### THE TASK
Scan the listing below and copy every line holding "same".

[Items from a dataset]
^^^^

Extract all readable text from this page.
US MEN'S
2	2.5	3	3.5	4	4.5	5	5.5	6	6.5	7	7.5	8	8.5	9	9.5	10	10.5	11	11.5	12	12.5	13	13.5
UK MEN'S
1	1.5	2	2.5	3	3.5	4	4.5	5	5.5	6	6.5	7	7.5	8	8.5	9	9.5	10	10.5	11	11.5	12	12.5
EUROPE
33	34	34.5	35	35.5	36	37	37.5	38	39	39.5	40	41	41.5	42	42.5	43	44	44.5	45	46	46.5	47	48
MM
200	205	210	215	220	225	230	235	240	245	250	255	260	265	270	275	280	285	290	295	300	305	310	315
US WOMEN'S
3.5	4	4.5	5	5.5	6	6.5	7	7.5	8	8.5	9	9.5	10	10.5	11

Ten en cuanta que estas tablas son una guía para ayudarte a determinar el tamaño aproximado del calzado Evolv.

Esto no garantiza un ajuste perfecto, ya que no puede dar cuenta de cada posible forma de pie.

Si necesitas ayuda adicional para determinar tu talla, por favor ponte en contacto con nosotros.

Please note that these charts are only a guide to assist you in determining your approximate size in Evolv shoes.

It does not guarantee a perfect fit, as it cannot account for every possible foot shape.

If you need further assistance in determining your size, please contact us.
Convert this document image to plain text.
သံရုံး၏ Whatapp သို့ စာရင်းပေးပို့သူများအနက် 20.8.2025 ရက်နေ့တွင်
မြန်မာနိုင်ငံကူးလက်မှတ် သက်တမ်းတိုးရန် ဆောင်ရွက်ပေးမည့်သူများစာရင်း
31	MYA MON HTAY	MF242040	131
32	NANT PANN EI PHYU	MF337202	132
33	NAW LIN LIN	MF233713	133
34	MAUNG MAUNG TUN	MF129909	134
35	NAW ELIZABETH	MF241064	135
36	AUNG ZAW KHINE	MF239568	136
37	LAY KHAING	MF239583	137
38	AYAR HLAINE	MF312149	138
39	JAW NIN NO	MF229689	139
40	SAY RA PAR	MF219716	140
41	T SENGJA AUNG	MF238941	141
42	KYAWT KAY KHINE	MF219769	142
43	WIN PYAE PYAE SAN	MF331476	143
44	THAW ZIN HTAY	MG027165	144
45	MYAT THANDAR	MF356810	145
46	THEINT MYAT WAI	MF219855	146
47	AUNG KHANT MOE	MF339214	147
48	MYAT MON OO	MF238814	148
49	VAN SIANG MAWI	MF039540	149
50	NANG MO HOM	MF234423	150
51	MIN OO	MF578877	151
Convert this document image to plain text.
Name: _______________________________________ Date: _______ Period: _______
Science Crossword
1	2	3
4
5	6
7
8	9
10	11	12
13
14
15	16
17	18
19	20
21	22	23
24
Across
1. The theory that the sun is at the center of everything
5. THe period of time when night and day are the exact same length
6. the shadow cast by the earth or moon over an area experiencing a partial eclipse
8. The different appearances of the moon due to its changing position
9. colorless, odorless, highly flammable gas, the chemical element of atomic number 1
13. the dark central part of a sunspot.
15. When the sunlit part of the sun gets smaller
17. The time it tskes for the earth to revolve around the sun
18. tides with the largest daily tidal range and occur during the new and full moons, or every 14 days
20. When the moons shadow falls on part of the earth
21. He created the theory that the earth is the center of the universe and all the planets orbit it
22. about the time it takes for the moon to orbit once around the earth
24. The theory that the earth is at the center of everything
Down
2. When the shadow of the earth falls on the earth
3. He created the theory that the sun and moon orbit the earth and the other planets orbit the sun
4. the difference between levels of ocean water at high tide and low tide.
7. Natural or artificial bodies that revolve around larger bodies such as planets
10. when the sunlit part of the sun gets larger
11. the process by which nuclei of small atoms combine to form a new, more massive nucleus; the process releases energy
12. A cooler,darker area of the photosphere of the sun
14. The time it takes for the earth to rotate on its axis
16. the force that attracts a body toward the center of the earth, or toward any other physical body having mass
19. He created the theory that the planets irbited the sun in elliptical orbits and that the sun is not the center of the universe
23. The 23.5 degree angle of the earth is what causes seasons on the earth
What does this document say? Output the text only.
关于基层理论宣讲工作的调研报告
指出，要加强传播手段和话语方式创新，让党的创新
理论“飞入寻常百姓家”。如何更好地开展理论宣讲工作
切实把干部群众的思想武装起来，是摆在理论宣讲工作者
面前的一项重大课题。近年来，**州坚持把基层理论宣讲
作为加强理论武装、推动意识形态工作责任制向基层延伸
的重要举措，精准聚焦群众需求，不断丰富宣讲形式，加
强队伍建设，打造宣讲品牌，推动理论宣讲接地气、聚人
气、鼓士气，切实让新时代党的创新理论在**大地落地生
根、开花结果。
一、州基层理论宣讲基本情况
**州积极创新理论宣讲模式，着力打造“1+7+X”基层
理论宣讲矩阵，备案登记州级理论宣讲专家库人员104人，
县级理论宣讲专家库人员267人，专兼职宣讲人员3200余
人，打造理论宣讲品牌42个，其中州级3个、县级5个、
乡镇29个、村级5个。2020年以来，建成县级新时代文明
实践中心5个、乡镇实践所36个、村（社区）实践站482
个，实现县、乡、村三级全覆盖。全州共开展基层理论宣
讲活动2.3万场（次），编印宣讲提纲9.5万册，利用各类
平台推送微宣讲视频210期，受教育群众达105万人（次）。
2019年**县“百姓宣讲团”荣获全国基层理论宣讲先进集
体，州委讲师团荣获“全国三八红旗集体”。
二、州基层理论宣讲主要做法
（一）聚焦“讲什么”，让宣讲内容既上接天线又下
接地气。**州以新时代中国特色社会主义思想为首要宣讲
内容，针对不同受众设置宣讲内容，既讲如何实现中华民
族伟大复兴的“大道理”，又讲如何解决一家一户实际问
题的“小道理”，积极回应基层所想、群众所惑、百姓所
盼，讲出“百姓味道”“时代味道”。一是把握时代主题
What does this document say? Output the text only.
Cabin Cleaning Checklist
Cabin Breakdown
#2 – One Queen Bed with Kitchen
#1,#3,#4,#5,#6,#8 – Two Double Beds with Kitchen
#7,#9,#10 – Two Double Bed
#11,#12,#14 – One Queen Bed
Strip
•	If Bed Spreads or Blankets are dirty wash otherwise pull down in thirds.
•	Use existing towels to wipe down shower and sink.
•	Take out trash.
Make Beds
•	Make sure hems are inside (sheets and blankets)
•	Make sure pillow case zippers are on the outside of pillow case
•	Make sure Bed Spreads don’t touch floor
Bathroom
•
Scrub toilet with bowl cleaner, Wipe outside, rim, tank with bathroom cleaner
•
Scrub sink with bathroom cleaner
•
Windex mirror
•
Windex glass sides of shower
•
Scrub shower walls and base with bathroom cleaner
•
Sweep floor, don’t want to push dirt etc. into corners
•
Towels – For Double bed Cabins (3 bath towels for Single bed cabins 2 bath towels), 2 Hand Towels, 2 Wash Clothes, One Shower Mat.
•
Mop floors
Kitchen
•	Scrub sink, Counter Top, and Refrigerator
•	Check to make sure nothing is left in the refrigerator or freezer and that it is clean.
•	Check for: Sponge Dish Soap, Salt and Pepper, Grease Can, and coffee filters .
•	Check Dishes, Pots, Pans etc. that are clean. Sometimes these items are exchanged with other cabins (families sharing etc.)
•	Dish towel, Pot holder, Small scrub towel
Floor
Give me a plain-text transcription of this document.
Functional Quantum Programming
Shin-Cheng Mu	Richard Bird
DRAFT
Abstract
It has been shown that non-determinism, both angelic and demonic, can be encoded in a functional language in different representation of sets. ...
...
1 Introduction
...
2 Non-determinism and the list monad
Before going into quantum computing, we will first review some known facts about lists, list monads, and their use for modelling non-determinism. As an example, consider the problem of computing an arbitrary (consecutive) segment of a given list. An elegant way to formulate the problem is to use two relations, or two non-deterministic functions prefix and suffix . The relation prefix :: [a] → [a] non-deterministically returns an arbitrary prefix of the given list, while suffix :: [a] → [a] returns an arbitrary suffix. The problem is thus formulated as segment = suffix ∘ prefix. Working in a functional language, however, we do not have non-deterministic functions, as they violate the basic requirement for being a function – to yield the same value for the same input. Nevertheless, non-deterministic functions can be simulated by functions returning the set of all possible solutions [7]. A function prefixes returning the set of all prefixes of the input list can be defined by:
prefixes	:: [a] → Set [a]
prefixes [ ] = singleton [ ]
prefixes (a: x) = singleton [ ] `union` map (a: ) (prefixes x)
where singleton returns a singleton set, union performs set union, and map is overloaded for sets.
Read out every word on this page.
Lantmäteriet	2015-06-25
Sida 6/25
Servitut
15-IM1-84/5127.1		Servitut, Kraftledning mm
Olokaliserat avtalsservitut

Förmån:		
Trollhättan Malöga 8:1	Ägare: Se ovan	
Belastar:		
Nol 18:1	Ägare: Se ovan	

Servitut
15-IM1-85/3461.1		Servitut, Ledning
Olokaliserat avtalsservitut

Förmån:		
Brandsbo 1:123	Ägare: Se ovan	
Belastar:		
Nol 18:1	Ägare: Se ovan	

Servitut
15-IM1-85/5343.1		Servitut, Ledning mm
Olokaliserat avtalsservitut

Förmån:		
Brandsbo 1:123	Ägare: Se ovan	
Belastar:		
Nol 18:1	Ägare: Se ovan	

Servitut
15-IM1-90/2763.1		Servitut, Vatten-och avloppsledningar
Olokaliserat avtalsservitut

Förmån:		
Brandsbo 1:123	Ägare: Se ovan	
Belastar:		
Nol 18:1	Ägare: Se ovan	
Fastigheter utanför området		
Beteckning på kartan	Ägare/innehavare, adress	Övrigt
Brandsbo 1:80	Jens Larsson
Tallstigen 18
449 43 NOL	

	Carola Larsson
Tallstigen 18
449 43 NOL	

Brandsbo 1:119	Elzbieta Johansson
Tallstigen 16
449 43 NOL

^^^^

### SOLVED EXERCISE
5. THe period of time when night and day are the exact same length
Before going into quantum computing, we will first review some known facts about lists, list monads, and their use for modelling non-determinism. As an example, consider the problem of computing an arbitrary (consecutive) segment of a given list. An elegant way to formulate the problem is to use two relations, or two non-deterministic functions prefix and suffix . The relation prefix :: [a] → [a] non-deterministically returns an arbitrary prefix of the given list, while suffix :: [a] → [a] returns an arbitrary suffix. The problem is thus formulated as segment = suffix ∘ prefix. Working in a functional language, however, we do not have non-deterministic functions, as they violate the basic requirement for being a function – to yield the same value for the same input. Nevertheless, non-deterministic functions can be simulated by functions returning the set of all possible solutions [7]. A function prefixes returning the set of all prefixes of the input list can be defined by:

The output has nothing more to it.